Return, character for character, the lines in the rows below from the line with "- node: [885, 108, 889, 112]" to the line with "- node: [1135, 684, 1139, 688]", including both of those lines and nothing else.

DATASET EXCERPTS:
________
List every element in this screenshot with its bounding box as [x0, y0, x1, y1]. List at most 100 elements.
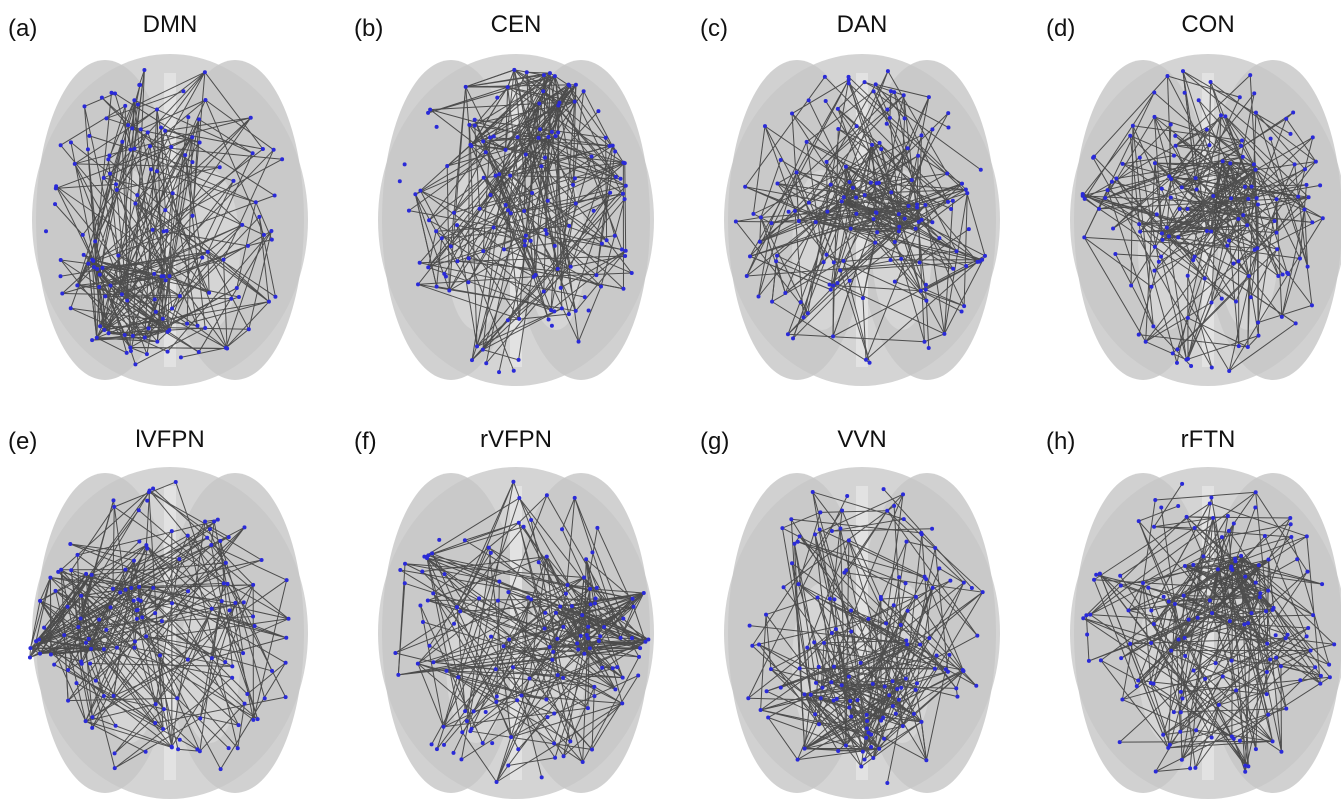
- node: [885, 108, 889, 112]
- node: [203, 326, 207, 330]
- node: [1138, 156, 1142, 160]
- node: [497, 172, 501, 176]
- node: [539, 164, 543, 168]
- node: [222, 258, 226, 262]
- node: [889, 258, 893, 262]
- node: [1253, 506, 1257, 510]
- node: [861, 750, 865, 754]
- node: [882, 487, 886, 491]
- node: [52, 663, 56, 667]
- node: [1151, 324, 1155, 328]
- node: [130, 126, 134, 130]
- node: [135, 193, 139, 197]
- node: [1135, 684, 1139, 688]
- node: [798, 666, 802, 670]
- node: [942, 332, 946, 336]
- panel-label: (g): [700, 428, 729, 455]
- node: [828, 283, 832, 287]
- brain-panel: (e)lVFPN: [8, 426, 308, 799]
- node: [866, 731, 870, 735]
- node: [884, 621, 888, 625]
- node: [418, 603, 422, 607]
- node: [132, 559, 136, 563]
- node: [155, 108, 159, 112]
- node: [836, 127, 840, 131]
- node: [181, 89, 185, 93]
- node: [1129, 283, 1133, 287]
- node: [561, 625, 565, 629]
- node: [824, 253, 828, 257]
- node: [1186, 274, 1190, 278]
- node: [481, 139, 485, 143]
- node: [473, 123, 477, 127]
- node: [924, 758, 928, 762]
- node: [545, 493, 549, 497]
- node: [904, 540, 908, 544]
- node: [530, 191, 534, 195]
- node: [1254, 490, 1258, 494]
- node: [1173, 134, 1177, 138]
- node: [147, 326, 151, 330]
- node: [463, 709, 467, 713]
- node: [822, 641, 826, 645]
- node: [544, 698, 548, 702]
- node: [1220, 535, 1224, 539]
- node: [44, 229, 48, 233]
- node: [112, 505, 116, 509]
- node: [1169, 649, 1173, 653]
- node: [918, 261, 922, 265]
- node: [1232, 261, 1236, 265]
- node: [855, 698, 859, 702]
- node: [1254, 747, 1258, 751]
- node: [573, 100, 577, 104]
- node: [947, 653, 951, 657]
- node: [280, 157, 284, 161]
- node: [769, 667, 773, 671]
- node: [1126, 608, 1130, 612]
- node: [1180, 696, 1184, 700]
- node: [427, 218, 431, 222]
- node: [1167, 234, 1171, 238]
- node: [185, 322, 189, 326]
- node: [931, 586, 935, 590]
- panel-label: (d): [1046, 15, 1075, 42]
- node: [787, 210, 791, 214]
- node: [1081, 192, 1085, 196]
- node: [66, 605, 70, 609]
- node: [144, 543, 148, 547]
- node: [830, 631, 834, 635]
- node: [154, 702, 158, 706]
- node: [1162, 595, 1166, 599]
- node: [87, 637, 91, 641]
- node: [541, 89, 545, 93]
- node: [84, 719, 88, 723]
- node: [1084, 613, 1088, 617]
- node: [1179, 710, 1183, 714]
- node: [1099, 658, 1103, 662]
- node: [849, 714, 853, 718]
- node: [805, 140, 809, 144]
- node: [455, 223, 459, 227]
________
TASK RESULT:
- node: [885, 108, 889, 112]
- node: [203, 326, 207, 330]
- node: [1138, 156, 1142, 160]
- node: [497, 172, 501, 176]
- node: [539, 164, 543, 168]
- node: [222, 258, 226, 262]
- node: [889, 258, 893, 262]
- node: [1253, 506, 1257, 510]
- node: [861, 750, 865, 754]
- node: [882, 487, 886, 491]
- node: [52, 663, 56, 667]
- node: [1151, 324, 1155, 328]
- node: [130, 126, 134, 130]
- node: [135, 193, 139, 197]
- node: [1135, 684, 1139, 688]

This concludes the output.